— Start —
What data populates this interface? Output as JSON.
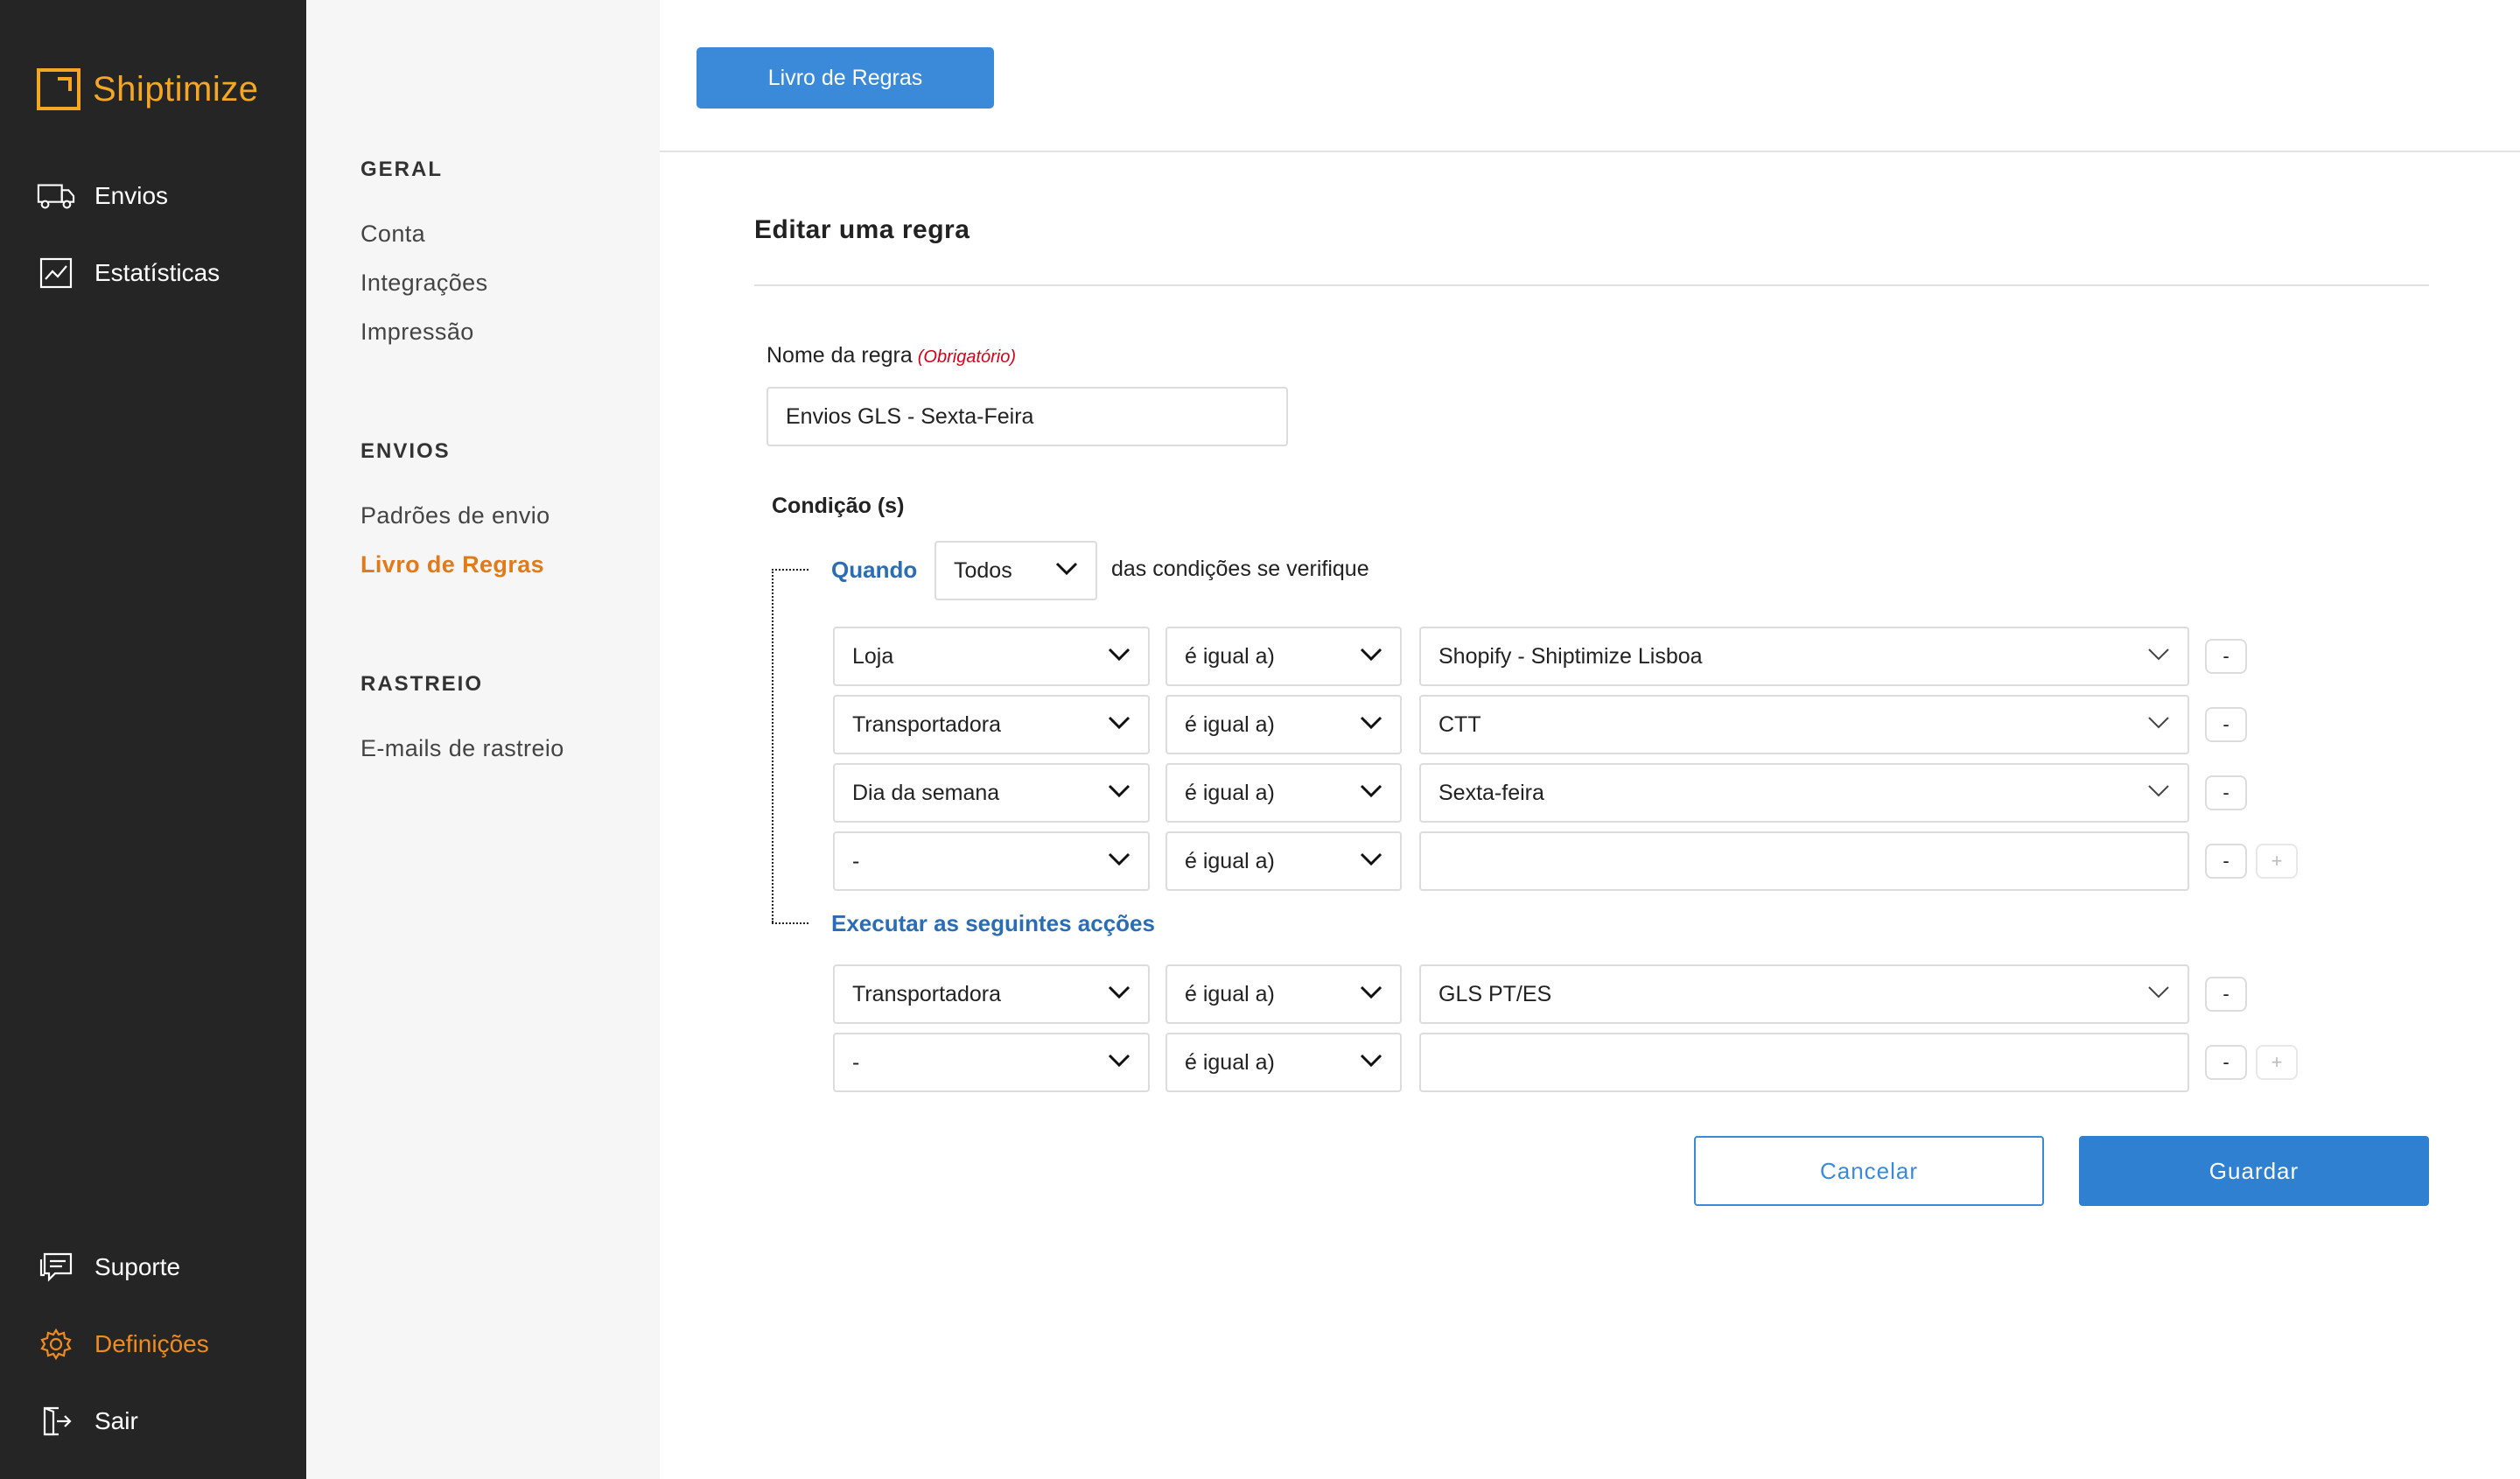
{
  "brand": {
    "name": "Shiptimize",
    "accent": "#f5a623"
  },
  "sidebar": {
    "items": [
      {
        "label": "Envios",
        "icon": "truck-icon"
      },
      {
        "label": "Estatísticas",
        "icon": "chart-icon"
      }
    ],
    "bottom_items": [
      {
        "label": "Suporte",
        "icon": "chat-icon"
      },
      {
        "label": "Definições",
        "icon": "gear-icon",
        "active": true
      },
      {
        "label": "Sair",
        "icon": "logout-icon"
      }
    ]
  },
  "subnav": {
    "sections": [
      {
        "title": "GERAL",
        "links": [
          "Conta",
          "Integrações",
          "Impressão"
        ]
      },
      {
        "title": "ENVIOS",
        "links": [
          "Padrões de envio",
          "Livro de Regras"
        ]
      },
      {
        "title": "RASTREIO",
        "links": [
          "E-mails de rastreio"
        ]
      }
    ],
    "active_link": "Livro de Regras"
  },
  "header": {
    "tab_label": "Livro de Regras"
  },
  "main": {
    "title": "Editar uma regra",
    "rule_name_label": "Nome da regra",
    "rule_name_required": "(Obrigatório)",
    "rule_name_value": "Envios GLS - Sexta-Feira",
    "conditions_title": "Condição (s)",
    "when_label": "Quando",
    "match_select": "Todos",
    "match_suffix": "das condições se verifique",
    "actions_label": "Executar as seguintes acções",
    "conditions": [
      {
        "field": "Loja",
        "operator": "é igual a)",
        "value": "Shopify - Shiptimize Lisboa"
      },
      {
        "field": "Transportadora",
        "operator": "é igual a)",
        "value": "CTT"
      },
      {
        "field": "Dia da semana",
        "operator": "é igual a)",
        "value": "Sexta-feira"
      },
      {
        "field": "-",
        "operator": "é igual a)",
        "value": ""
      }
    ],
    "actions": [
      {
        "field": "Transportadora",
        "operator": "é igual a)",
        "value": "GLS PT/ES"
      },
      {
        "field": "-",
        "operator": "é igual a)",
        "value": ""
      }
    ],
    "remove_label": "-",
    "add_label": "+",
    "cancel_label": "Cancelar",
    "save_label": "Guardar"
  },
  "colors": {
    "primary": "#2f80d0",
    "link": "#2a6db5",
    "active_nav": "#e07a1a",
    "required": "#d0021b"
  }
}
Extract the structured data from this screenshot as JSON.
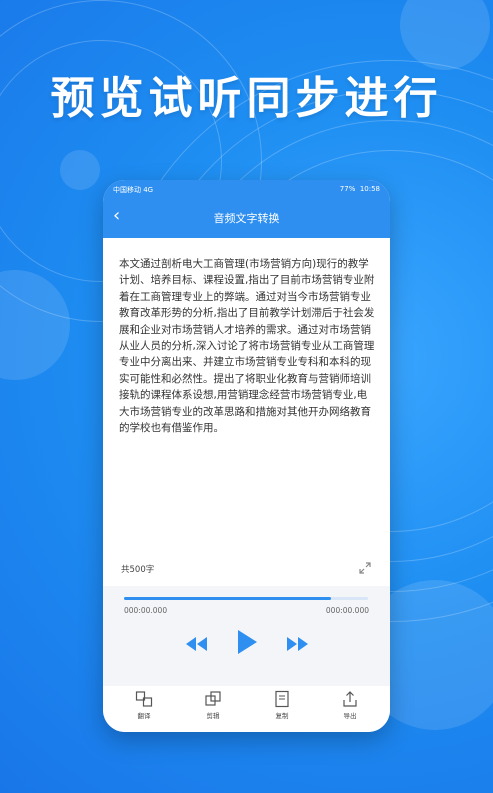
{
  "headline": "预览试听同步进行",
  "status": {
    "carrier": "中国移动 4G",
    "battery": "77%",
    "time": "10:58"
  },
  "titlebar": {
    "title": "音频文字转换"
  },
  "content": {
    "paragraph": "本文通过剖析电大工商管理(市场营销方向)现行的教学计划、培养目标、课程设置,指出了目前市场营销专业附着在工商管理专业上的弊端。通过对当今市场营销专业教育改革形势的分析,指出了目前教学计划滞后于社会发展和企业对市场营销人才培养的需求。通过对市场营销从业人员的分析,深入讨论了将市场营销专业从工商管理专业中分离出来、并建立市场营销专业专科和本科的现实可能性和必然性。提出了将职业化教育与营销师培训接轨的课程体系设想,用营销理念经营市场营销专业,电大市场营销专业的改革思路和措施对其他开办网络教育的学校也有借鉴作用。",
    "word_count": "共500字"
  },
  "player": {
    "current_time": "000:00.000",
    "total_time": "000:00.000",
    "progress": 0.85
  },
  "tabs": [
    {
      "label": "翻译",
      "icon": "translate-icon"
    },
    {
      "label": "剪辑",
      "icon": "clip-icon"
    },
    {
      "label": "复制",
      "icon": "copy-icon"
    },
    {
      "label": "导出",
      "icon": "export-icon"
    }
  ],
  "colors": {
    "accent": "#2e8ff0",
    "background": "#1f8cf0"
  }
}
— End —
Each line above is to be copied verbatim. Drop any image from the copy.

What data populates this interface? Output as JSON.
{
  "brand": {
    "name": "Shiptimize",
    "accent": "#f5a623"
  },
  "sidebar": {
    "items": [
      {
        "label": "Envios",
        "icon": "truck-icon"
      },
      {
        "label": "Estatísticas",
        "icon": "chart-icon"
      }
    ],
    "bottom_items": [
      {
        "label": "Suporte",
        "icon": "chat-icon"
      },
      {
        "label": "Definições",
        "icon": "gear-icon",
        "active": true
      },
      {
        "label": "Sair",
        "icon": "logout-icon"
      }
    ]
  },
  "subnav": {
    "sections": [
      {
        "title": "GERAL",
        "links": [
          "Conta",
          "Integrações",
          "Impressão"
        ]
      },
      {
        "title": "ENVIOS",
        "links": [
          "Padrões de envio",
          "Livro de Regras"
        ]
      },
      {
        "title": "RASTREIO",
        "links": [
          "E-mails de rastreio"
        ]
      }
    ],
    "active_link": "Livro de Regras"
  },
  "header": {
    "tab_label": "Livro de Regras"
  },
  "main": {
    "title": "Editar uma regra",
    "rule_name_label": "Nome da regra",
    "rule_name_required": "(Obrigatório)",
    "rule_name_value": "Envios GLS - Sexta-Feira",
    "conditions_title": "Condição (s)",
    "when_label": "Quando",
    "match_select": "Todos",
    "match_suffix": "das condições se verifique",
    "actions_label": "Executar as seguintes acções",
    "conditions": [
      {
        "field": "Loja",
        "operator": "é igual a)",
        "value": "Shopify - Shiptimize Lisboa"
      },
      {
        "field": "Transportadora",
        "operator": "é igual a)",
        "value": "CTT"
      },
      {
        "field": "Dia da semana",
        "operator": "é igual a)",
        "value": "Sexta-feira"
      },
      {
        "field": "-",
        "operator": "é igual a)",
        "value": ""
      }
    ],
    "actions": [
      {
        "field": "Transportadora",
        "operator": "é igual a)",
        "value": "GLS PT/ES"
      },
      {
        "field": "-",
        "operator": "é igual a)",
        "value": ""
      }
    ],
    "remove_label": "-",
    "add_label": "+",
    "cancel_label": "Cancelar",
    "save_label": "Guardar"
  },
  "colors": {
    "primary": "#2f80d0",
    "link": "#2a6db5",
    "active_nav": "#e07a1a",
    "required": "#d0021b"
  }
}
Extract the structured data from this screenshot as JSON.
{
  "headline": "预览试听同步进行",
  "status": {
    "carrier": "中国移动 4G",
    "battery": "77%",
    "time": "10:58"
  },
  "titlebar": {
    "title": "音频文字转换"
  },
  "content": {
    "paragraph": "本文通过剖析电大工商管理(市场营销方向)现行的教学计划、培养目标、课程设置,指出了目前市场营销专业附着在工商管理专业上的弊端。通过对当今市场营销专业教育改革形势的分析,指出了目前教学计划滞后于社会发展和企业对市场营销人才培养的需求。通过对市场营销从业人员的分析,深入讨论了将市场营销专业从工商管理专业中分离出来、并建立市场营销专业专科和本科的现实可能性和必然性。提出了将职业化教育与营销师培训接轨的课程体系设想,用营销理念经营市场营销专业,电大市场营销专业的改革思路和措施对其他开办网络教育的学校也有借鉴作用。",
    "word_count": "共500字"
  },
  "player": {
    "current_time": "000:00.000",
    "total_time": "000:00.000",
    "progress": 0.85
  },
  "tabs": [
    {
      "label": "翻译",
      "icon": "translate-icon"
    },
    {
      "label": "剪辑",
      "icon": "clip-icon"
    },
    {
      "label": "复制",
      "icon": "copy-icon"
    },
    {
      "label": "导出",
      "icon": "export-icon"
    }
  ],
  "colors": {
    "accent": "#2e8ff0",
    "background": "#1f8cf0"
  }
}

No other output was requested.